Find the lines with "TERC" in them and copy them out.

Figure record extracts:
-- -- --

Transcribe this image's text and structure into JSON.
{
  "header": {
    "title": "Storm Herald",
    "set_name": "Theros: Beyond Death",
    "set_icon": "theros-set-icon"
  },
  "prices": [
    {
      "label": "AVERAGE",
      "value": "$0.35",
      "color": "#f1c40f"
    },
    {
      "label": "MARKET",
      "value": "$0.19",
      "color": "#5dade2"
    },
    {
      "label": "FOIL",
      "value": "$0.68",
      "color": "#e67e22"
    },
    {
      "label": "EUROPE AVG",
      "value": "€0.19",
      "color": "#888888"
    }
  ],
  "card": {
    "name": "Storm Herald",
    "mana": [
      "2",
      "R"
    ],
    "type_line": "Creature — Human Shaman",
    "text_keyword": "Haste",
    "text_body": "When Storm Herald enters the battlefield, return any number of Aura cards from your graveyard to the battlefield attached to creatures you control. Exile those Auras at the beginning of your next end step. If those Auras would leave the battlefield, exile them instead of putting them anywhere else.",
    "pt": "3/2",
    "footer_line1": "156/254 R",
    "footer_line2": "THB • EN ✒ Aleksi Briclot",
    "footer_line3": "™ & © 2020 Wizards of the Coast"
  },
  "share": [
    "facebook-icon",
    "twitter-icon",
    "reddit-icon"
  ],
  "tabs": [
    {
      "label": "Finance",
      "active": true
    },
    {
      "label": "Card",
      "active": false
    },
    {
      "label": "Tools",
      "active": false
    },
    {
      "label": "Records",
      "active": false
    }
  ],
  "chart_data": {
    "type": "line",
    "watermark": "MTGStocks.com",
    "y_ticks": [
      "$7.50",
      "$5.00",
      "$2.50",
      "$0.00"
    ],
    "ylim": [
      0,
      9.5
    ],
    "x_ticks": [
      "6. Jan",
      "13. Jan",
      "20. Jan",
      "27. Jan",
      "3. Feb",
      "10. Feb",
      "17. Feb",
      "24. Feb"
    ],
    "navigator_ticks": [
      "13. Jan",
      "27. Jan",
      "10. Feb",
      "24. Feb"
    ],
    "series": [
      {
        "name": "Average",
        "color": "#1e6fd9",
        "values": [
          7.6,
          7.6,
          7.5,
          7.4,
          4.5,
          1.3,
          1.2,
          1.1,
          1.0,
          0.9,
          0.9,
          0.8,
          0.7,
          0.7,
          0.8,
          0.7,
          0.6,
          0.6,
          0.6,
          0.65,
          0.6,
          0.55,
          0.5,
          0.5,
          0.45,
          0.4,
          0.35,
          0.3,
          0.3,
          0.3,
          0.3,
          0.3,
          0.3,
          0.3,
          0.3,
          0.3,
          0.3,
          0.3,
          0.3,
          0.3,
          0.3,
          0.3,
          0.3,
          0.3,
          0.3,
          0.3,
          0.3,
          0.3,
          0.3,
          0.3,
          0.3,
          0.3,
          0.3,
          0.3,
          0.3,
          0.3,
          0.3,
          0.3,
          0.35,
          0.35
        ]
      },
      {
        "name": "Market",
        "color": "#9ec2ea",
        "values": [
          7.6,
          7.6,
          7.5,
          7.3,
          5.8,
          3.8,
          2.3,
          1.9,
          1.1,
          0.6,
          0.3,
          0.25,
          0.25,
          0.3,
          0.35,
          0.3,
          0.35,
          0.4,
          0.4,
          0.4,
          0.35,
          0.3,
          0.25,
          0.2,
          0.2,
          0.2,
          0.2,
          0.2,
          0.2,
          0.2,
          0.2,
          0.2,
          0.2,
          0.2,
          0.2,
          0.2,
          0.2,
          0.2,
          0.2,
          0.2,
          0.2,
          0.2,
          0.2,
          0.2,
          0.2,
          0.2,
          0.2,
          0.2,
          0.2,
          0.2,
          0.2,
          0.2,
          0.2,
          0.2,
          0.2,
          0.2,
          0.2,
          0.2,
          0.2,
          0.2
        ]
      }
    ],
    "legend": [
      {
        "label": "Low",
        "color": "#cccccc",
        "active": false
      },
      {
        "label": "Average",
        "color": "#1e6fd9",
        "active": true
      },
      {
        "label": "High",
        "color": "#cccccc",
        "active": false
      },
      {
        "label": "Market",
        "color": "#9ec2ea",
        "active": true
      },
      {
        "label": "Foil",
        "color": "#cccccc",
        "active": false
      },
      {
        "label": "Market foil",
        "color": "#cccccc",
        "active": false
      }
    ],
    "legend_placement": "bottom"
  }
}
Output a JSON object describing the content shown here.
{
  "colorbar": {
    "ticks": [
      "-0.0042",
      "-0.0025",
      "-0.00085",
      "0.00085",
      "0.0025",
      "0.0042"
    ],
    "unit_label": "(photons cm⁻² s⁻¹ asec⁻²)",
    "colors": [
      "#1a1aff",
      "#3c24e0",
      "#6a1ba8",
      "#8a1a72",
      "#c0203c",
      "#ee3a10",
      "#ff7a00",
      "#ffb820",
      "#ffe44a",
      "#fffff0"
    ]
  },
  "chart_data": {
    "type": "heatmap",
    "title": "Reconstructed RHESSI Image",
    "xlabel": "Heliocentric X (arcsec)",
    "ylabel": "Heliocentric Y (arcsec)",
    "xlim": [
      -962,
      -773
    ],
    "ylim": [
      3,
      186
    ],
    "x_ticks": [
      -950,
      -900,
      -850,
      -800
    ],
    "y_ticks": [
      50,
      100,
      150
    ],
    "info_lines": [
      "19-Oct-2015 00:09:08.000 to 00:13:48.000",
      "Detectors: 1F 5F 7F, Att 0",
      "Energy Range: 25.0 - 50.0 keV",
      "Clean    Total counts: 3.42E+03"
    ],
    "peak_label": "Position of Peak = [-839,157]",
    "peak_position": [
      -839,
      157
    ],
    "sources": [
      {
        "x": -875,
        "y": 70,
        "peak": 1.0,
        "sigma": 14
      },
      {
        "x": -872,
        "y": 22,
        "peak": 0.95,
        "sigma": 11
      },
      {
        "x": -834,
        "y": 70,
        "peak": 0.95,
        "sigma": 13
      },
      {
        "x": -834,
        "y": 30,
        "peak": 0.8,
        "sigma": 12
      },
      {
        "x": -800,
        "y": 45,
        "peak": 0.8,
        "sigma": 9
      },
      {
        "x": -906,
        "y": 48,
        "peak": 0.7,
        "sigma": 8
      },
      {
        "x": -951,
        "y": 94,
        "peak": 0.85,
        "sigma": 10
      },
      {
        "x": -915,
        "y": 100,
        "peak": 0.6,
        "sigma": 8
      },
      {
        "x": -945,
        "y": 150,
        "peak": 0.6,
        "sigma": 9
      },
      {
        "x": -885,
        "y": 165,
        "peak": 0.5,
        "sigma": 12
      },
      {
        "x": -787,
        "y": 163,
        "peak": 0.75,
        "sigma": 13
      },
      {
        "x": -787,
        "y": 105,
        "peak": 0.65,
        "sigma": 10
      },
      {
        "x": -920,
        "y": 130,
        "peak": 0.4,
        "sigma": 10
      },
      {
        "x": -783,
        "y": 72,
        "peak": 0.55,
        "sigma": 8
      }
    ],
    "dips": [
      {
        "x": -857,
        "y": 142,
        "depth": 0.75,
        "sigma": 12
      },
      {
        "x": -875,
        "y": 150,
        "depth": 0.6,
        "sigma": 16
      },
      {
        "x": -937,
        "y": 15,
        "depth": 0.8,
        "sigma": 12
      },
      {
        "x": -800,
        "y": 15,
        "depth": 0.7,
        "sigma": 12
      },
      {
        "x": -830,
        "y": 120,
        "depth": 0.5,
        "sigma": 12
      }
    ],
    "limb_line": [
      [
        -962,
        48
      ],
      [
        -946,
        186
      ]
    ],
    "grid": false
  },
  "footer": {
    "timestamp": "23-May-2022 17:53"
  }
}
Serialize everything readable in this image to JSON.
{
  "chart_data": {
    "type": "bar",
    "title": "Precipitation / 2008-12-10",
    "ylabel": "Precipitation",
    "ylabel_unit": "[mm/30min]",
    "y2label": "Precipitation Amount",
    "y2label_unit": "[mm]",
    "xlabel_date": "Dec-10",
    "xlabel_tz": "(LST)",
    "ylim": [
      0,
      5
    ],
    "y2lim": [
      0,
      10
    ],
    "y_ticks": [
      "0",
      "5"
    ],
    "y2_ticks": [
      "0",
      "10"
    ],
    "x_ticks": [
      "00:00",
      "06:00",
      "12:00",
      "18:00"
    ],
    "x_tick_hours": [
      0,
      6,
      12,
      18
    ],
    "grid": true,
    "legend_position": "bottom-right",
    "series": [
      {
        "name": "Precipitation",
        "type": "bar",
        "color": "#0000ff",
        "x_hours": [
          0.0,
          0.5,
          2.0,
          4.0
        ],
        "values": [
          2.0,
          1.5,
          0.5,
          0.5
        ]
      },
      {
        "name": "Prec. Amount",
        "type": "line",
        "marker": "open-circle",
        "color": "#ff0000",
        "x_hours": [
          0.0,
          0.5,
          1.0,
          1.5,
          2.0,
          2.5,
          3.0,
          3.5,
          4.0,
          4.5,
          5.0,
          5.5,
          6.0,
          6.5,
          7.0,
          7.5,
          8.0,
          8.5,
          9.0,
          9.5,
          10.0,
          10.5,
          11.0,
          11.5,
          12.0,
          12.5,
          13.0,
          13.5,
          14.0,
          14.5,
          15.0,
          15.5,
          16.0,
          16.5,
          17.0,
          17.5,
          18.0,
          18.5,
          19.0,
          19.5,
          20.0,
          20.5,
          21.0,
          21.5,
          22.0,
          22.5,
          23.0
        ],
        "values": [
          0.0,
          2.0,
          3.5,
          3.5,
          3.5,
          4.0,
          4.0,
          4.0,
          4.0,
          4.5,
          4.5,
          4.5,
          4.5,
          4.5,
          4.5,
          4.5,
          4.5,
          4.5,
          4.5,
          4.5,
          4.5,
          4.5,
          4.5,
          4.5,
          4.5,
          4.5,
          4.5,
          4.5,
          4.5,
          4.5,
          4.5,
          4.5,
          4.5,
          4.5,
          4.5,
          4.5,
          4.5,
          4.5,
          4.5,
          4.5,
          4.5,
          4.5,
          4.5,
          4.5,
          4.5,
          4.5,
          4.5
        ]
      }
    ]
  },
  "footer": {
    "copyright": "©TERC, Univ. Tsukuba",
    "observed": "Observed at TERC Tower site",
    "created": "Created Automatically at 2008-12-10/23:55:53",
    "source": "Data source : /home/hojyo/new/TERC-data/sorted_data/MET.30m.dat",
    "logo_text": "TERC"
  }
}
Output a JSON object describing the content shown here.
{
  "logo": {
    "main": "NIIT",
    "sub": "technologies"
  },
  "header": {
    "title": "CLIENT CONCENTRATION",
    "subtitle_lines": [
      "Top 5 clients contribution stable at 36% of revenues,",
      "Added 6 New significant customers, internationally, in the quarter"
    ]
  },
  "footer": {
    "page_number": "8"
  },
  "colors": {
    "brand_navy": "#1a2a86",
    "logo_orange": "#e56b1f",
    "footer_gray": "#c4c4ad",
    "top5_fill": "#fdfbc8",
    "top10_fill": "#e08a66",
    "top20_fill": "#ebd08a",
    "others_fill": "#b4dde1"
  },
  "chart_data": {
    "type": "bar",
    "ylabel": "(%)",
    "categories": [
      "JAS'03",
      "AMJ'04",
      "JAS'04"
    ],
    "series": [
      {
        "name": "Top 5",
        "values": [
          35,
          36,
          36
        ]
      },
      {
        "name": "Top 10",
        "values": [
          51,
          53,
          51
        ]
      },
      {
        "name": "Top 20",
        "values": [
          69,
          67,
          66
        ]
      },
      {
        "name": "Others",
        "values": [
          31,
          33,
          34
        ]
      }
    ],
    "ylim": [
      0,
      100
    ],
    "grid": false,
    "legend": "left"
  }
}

-- -- --

Correct output:
    "copyright": "©TERC, Univ. Tsukuba",
    "observed": "Observed at TERC Tower site",
    "source": "Data source : /home/hojyo/new/TERC-data/sorted_data/MET.30m.dat",
    "logo_text": "TERC"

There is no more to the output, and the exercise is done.